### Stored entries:
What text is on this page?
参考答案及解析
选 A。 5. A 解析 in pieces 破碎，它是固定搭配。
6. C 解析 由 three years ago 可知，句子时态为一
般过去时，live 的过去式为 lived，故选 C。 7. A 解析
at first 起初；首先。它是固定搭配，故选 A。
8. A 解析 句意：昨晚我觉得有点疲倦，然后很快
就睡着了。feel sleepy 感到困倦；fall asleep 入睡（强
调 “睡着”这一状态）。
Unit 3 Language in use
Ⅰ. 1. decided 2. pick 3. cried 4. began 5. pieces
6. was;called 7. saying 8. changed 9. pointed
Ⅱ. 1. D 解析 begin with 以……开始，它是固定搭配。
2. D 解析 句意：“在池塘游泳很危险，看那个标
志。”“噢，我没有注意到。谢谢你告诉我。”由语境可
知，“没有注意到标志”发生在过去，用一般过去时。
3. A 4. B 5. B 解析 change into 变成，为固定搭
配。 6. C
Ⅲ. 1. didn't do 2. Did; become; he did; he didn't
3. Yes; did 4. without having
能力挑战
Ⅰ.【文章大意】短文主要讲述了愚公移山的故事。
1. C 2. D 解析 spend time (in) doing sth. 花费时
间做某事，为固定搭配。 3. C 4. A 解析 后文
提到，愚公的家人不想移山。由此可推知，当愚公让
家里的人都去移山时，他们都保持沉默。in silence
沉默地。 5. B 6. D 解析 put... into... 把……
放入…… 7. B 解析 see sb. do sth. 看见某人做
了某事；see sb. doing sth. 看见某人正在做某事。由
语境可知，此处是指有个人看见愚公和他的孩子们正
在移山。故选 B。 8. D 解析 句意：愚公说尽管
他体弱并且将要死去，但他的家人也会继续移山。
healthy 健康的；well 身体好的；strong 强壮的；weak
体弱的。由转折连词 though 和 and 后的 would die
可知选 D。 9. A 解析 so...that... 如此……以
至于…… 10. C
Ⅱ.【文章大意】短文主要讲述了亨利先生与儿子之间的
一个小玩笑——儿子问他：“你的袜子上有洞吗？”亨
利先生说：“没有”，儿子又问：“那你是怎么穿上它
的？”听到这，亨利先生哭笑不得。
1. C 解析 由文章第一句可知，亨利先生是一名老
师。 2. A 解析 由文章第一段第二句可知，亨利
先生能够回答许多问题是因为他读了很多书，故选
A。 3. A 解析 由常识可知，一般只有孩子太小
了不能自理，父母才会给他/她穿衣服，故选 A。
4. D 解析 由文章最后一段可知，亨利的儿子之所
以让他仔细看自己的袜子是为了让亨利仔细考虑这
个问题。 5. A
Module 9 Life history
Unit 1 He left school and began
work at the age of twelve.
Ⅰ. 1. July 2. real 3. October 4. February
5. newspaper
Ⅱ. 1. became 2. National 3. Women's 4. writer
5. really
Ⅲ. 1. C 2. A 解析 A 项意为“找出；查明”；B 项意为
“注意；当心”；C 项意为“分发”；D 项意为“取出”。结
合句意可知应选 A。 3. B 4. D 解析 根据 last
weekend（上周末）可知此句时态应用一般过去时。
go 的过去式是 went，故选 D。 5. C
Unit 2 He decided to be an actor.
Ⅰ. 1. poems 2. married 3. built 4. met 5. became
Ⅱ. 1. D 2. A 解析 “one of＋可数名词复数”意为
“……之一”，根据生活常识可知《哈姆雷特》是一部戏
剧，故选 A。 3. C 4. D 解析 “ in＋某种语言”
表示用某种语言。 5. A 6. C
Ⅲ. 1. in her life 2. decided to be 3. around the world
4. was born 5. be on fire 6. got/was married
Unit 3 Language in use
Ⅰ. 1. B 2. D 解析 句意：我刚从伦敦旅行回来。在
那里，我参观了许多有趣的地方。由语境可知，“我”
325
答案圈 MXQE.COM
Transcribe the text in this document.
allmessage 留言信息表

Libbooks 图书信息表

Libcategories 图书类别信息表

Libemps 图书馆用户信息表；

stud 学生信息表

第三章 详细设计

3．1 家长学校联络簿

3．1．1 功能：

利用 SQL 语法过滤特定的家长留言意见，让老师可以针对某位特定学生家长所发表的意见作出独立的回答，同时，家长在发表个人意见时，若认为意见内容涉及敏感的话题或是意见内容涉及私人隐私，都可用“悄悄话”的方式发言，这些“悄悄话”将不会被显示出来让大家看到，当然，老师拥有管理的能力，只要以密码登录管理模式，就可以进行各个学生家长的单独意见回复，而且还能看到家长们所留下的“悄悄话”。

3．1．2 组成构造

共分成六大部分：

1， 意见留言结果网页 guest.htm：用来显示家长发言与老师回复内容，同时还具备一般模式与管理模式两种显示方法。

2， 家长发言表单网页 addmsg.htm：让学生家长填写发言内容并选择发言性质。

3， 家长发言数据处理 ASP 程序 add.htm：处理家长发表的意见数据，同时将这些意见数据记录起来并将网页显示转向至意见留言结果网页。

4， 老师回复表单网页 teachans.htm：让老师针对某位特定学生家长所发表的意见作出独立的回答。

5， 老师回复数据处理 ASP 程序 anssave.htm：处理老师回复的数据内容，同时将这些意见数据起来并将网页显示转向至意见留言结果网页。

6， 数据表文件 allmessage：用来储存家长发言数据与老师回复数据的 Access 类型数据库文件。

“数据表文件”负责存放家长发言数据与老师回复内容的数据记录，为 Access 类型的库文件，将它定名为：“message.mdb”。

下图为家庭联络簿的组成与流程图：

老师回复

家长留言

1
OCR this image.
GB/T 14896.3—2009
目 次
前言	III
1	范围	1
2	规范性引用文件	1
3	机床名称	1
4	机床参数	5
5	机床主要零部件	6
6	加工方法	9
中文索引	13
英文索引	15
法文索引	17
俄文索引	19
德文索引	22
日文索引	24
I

### Exercise aim:
Reproduce the material above exactly; please quote every line of it.

### Final answer:
What text is on this page?
参考答案及解析
选 A。 5. A 解析 in pieces 破碎，它是固定搭配。
6. C 解析 由 three years ago 可知，句子时态为一
般过去时，live 的过去式为 lived，故选 C。 7. A 解析
at first 起初；首先。它是固定搭配，故选 A。
8. A 解析 句意：昨晚我觉得有点疲倦，然后很快
就睡着了。feel sleepy 感到困倦；fall asleep 入睡（强
调 “睡着”这一状态）。
Unit 3 Language in use
Ⅰ. 1. decided 2. pick 3. cried 4. began 5. pieces
6. was;called 7. saying 8. changed 9. pointed
Ⅱ. 1. D 解析 begin with 以……开始，它是固定搭配。
2. D 解析 句意：“在池塘游泳很危险，看那个标
志。”“噢，我没有注意到。谢谢你告诉我。”由语境可
知，“没有注意到标志”发生在过去，用一般过去时。
3. A 4. B 5. B 解析 change into 变成，为固定搭
配。 6. C
Ⅲ. 1. didn't do 2. Did; become; he did; he didn't
3. Yes; did 4. without having
能力挑战
Ⅰ.【文章大意】短文主要讲述了愚公移山的故事。
1. C 2. D 解析 spend time (in) doing sth. 花费时
间做某事，为固定搭配。 3. C 4. A 解析 后文
提到，愚公的家人不想移山。由此可推知，当愚公让
家里的人都去移山时，他们都保持沉默。in silence
沉默地。 5. B 6. D 解析 put... into... 把……
放入…… 7. B 解析 see sb. do sth. 看见某人做
了某事；see sb. doing sth. 看见某人正在做某事。由
语境可知，此处是指有个人看见愚公和他的孩子们正
在移山。故选 B。 8. D 解析 句意：愚公说尽管
他体弱并且将要死去，但他的家人也会继续移山。
healthy 健康的；well 身体好的；strong 强壮的；weak
体弱的。由转折连词 though 和 and 后的 would die
可知选 D。 9. A 解析 so...that... 如此……以
至于…… 10. C
Ⅱ.【文章大意】短文主要讲述了亨利先生与儿子之间的
一个小玩笑——儿子问他：“你的袜子上有洞吗？”亨
利先生说：“没有”，儿子又问：“那你是怎么穿上它
的？”听到这，亨利先生哭笑不得。
1. C 解析 由文章第一句可知，亨利先生是一名老
师。 2. A 解析 由文章第一段第二句可知，亨利
先生能够回答许多问题是因为他读了很多书，故选
A。 3. A 解析 由常识可知，一般只有孩子太小
了不能自理，父母才会给他/她穿衣服，故选 A。
4. D 解析 由文章最后一段可知，亨利的儿子之所
以让他仔细看自己的袜子是为了让亨利仔细考虑这
个问题。 5. A
Module 9 Life history
Unit 1 He left school and began
work at the age of twelve.
Ⅰ. 1. July 2. real 3. October 4. February
5. newspaper
Ⅱ. 1. became 2. National 3. Women's 4. writer
5. really
Ⅲ. 1. C 2. A 解析 A 项意为“找出；查明”；B 项意为
“注意；当心”；C 项意为“分发”；D 项意为“取出”。结
合句意可知应选 A。 3. B 4. D 解析 根据 last
weekend（上周末）可知此句时态应用一般过去时。
go 的过去式是 went，故选 D。 5. C
Unit 2 He decided to be an actor.
Ⅰ. 1. poems 2. married 3. built 4. met 5. became
Ⅱ. 1. D 2. A 解析 “one of＋可数名词复数”意为
“……之一”，根据生活常识可知《哈姆雷特》是一部戏
剧，故选 A。 3. C 4. D 解析 “ in＋某种语言”
表示用某种语言。 5. A 6. C
Ⅲ. 1. in her life 2. decided to be 3. around the world
4. was born 5. be on fire 6. got/was married
Unit 3 Language in use
Ⅰ. 1. B 2. D 解析 句意：我刚从伦敦旅行回来。在
那里，我参观了许多有趣的地方。由语境可知，“我”
325
答案圈 MXQE.COM
Transcribe the text in this document.
allmessage 留言信息表

Libbooks 图书信息表

Libcategories 图书类别信息表

Libemps 图书馆用户信息表；

stud 学生信息表

第三章 详细设计

3．1 家长学校联络簿

3．1．1 功能：

利用 SQL 语法过滤特定的家长留言意见，让老师可以针对某位特定学生家长所发表的意见作出独立的回答，同时，家长在发表个人意见时，若认为意见内容涉及敏感的话题或是意见内容涉及私人隐私，都可用“悄悄话”的方式发言，这些“悄悄话”将不会被显示出来让大家看到，当然，老师拥有管理的能力，只要以密码登录管理模式，就可以进行各个学生家长的单独意见回复，而且还能看到家长们所留下的“悄悄话”。

3．1．2 组成构造

共分成六大部分：

1， 意见留言结果网页 guest.htm：用来显示家长发言与老师回复内容，同时还具备一般模式与管理模式两种显示方法。

2， 家长发言表单网页 addmsg.htm：让学生家长填写发言内容并选择发言性质。

3， 家长发言数据处理 ASP 程序 add.htm：处理家长发表的意见数据，同时将这些意见数据记录起来并将网页显示转向至意见留言结果网页。

4， 老师回复表单网页 teachans.htm：让老师针对某位特定学生家长所发表的意见作出独立的回答。

5， 老师回复数据处理 ASP 程序 anssave.htm：处理老师回复的数据内容，同时将这些意见数据起来并将网页显示转向至意见留言结果网页。

6， 数据表文件 allmessage：用来储存家长发言数据与老师回复数据的 Access 类型数据库文件。

“数据表文件”负责存放家长发言数据与老师回复内容的数据记录，为 Access 类型的库文件，将它定名为：“message.mdb”。

下图为家庭联络簿的组成与流程图：

老师回复

家长留言

1
OCR this image.
GB/T 14896.3—2009
目 次
前言	III
1	范围	1
2	规范性引用文件	1
3	机床名称	1
4	机床参数	5
5	机床主要零部件	6
6	加工方法	9
中文索引	13
英文索引	15
法文索引	17
俄文索引	19
德文索引	22
日文索引	24
I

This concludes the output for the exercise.